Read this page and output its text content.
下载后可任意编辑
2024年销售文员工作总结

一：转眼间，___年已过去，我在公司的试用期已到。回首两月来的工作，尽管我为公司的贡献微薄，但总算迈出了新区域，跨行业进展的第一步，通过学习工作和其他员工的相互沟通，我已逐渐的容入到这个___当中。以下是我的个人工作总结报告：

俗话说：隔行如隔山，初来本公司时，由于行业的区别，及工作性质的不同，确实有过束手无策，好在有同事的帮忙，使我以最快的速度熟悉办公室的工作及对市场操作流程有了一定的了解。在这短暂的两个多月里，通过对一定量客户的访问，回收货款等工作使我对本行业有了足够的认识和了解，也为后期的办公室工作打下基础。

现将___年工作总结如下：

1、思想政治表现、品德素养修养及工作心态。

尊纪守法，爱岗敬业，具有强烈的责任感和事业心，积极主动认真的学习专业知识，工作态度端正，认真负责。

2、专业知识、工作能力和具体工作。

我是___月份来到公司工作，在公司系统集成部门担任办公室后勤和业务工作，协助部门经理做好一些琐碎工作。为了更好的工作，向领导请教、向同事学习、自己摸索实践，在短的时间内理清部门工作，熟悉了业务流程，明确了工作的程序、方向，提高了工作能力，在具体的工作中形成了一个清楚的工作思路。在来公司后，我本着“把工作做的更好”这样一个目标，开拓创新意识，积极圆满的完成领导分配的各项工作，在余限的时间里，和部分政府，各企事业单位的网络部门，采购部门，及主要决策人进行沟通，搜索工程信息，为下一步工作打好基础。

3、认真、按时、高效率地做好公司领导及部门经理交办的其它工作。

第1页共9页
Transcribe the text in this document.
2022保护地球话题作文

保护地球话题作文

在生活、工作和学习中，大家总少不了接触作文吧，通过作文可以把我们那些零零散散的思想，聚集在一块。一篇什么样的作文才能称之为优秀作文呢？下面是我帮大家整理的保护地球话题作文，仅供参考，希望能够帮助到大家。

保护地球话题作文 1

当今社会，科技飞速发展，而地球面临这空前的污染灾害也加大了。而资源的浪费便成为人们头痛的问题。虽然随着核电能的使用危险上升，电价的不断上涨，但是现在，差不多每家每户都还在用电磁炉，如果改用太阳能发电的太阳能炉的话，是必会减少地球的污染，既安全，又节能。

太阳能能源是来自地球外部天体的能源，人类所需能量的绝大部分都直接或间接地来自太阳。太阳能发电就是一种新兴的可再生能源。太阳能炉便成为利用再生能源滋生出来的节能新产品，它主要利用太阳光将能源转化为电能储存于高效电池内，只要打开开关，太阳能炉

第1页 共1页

◆ GOAL: Transcribe each entry precisely, missing none.

◆ RESULT OF THE EXERCISE:
Read this page and output its text content.
下载后可任意编辑
2024年销售文员工作总结

一：转眼间，___年已过去，我在公司的试用期已到。回首两月来的工作，尽管我为公司的贡献微薄，但总算迈出了新区域，跨行业进展的第一步，通过学习工作和其他员工的相互沟通，我已逐渐的容入到这个___当中。以下是我的个人工作总结报告：

俗话说：隔行如隔山，初来本公司时，由于行业的区别，及工作性质的不同，确实有过束手无策，好在有同事的帮忙，使我以最快的速度熟悉办公室的工作及对市场操作流程有了一定的了解。在这短暂的两个多月里，通过对一定量客户的访问，回收货款等工作使我对本行业有了足够的认识和了解，也为后期的办公室工作打下基础。

现将___年工作总结如下：

1、思想政治表现、品德素养修养及工作心态。

尊纪守法，爱岗敬业，具有强烈的责任感和事业心，积极主动认真的学习专业知识，工作态度端正，认真负责。

2、专业知识、工作能力和具体工作。

我是___月份来到公司工作，在公司系统集成部门担任办公室后勤和业务工作，协助部门经理做好一些琐碎工作。为了更好的工作，向领导请教、向同事学习、自己摸索实践，在短的时间内理清部门工作，熟悉了业务流程，明确了工作的程序、方向，提高了工作能力，在具体的工作中形成了一个清楚的工作思路。在来公司后，我本着“把工作做的更好”这样一个目标，开拓创新意识，积极圆满的完成领导分配的各项工作，在余限的时间里，和部分政府，各企事业单位的网络部门，采购部门，及主要决策人进行沟通，搜索工程信息，为下一步工作打好基础。

3、认真、按时、高效率地做好公司领导及部门经理交办的其它工作。

第1页共9页
Transcribe the text in this document.
2022保护地球话题作文

保护地球话题作文

在生活、工作和学习中，大家总少不了接触作文吧，通过作文可以把我们那些零零散散的思想，聚集在一块。一篇什么样的作文才能称之为优秀作文呢？下面是我帮大家整理的保护地球话题作文，仅供参考，希望能够帮助到大家。

保护地球话题作文 1

当今社会，科技飞速发展，而地球面临这空前的污染灾害也加大了。而资源的浪费便成为人们头痛的问题。虽然随着核电能的使用危险上升，电价的不断上涨，但是现在，差不多每家每户都还在用电磁炉，如果改用太阳能发电的太阳能炉的话，是必会减少地球的污染，既安全，又节能。

太阳能能源是来自地球外部天体的能源，人类所需能量的绝大部分都直接或间接地来自太阳。太阳能发电就是一种新兴的可再生能源。太阳能炉便成为利用再生能源滋生出来的节能新产品，它主要利用太阳光将能源转化为电能储存于高效电池内，只要打开开关，太阳能炉

第1页 共1页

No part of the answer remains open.